# [Collection entries]
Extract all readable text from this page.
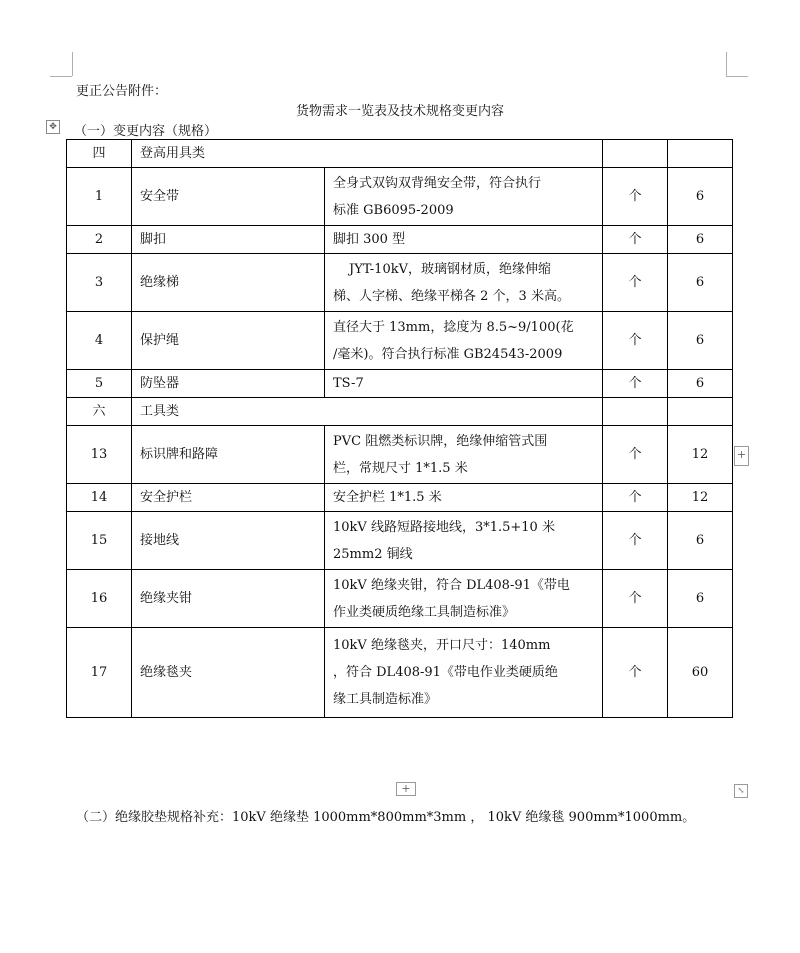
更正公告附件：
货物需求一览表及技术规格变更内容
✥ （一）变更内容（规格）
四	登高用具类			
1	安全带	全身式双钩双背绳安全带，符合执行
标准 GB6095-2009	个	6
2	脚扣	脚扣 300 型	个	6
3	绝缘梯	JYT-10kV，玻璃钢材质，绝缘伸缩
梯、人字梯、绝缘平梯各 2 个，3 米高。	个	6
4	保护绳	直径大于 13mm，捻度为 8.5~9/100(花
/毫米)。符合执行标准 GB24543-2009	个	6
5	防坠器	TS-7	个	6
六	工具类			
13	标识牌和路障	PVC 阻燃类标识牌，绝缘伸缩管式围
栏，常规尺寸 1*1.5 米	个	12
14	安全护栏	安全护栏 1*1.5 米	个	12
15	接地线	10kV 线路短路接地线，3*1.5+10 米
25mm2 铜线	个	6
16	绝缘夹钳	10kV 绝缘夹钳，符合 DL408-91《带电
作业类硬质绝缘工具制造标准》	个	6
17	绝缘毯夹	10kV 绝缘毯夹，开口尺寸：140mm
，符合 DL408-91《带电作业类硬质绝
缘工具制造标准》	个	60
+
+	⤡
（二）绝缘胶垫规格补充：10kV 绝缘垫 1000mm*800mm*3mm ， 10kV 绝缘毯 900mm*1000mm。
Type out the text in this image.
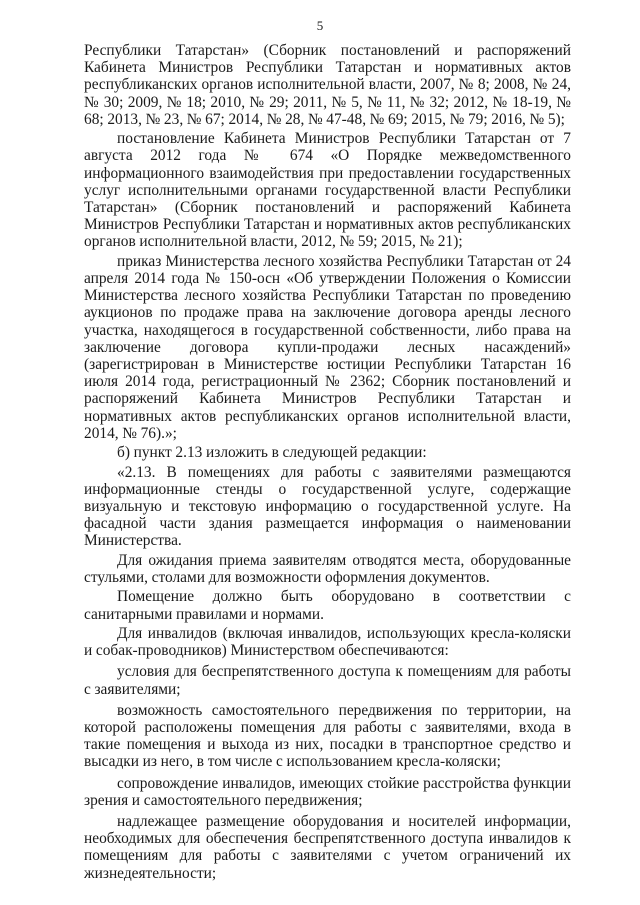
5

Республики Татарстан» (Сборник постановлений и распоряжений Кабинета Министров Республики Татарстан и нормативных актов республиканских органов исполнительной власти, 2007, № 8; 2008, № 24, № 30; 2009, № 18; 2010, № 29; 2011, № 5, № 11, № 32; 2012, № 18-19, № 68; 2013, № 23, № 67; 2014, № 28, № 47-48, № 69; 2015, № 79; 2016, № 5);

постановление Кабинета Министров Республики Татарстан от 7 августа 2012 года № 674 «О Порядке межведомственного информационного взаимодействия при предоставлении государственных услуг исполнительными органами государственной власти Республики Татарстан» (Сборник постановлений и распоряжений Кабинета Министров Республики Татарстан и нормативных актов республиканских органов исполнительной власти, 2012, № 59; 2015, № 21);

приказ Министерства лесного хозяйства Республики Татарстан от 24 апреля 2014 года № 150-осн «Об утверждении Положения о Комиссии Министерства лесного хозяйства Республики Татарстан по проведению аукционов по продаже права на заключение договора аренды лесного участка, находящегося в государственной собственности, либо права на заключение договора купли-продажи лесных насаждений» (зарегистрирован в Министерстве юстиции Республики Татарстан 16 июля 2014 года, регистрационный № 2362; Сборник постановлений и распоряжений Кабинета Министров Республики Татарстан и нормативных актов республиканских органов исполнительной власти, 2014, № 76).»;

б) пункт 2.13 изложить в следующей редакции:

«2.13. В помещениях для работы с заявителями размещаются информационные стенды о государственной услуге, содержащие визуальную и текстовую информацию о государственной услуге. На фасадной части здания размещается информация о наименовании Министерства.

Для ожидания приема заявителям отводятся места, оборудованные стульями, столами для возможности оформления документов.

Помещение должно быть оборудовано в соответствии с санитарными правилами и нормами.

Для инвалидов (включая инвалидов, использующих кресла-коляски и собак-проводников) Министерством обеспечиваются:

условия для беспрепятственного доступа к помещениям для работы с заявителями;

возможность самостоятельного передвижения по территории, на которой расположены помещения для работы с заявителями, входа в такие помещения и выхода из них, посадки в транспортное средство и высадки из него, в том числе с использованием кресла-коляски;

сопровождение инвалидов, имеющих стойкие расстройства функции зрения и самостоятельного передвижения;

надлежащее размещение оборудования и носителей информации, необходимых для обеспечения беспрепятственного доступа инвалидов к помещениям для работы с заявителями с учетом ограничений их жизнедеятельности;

# [WRITTEN TASK]
Pick out every line above that contains the word "Министров" and copy it.

# [OUTPUT FOR THIS TASK]
Республики Татарстан» (Сборник постановлений и распоряжений Кабинета Министров Республики Татарстан и нормативных актов республиканских органов исполнительной власти, 2007, № 8; 2008, № 24, № 30; 2009, № 18; 2010, № 29; 2011, № 5, № 11, № 32; 2012, № 18-19, № 68; 2013, № 23, № 67; 2014, № 28, № 47-48, № 69; 2015, № 79; 2016, № 5);
постановление Кабинета Министров Республики Татарстан от 7 августа 2012 года № 674 «О Порядке межведомственного информационного взаимодействия при предоставлении государственных услуг исполнительными органами государственной власти Республики Татарстан» (Сборник постановлений и распоряжений Кабинета Министров Республики Татарстан и нормативных актов республиканских органов исполнительной власти, 2012, № 59; 2015, № 21);
приказ Министерства лесного хозяйства Республики Татарстан от 24 апреля 2014 года № 150-осн «Об утверждении Положения о Комиссии Министерства лесного хозяйства Республики Татарстан по проведению аукционов по продаже права на заключение договора аренды лесного участка, находящегося в государственной собственности, либо права на заключение договора купли-продажи лесных насаждений» (зарегистрирован в Министерстве юстиции Республики Татарстан 16 июля 2014 года, регистрационный № 2362; Сборник постановлений и распоряжений Кабинета Министров Республики Татарстан и нормативных актов республиканских органов исполнительной власти, 2014, № 76).»;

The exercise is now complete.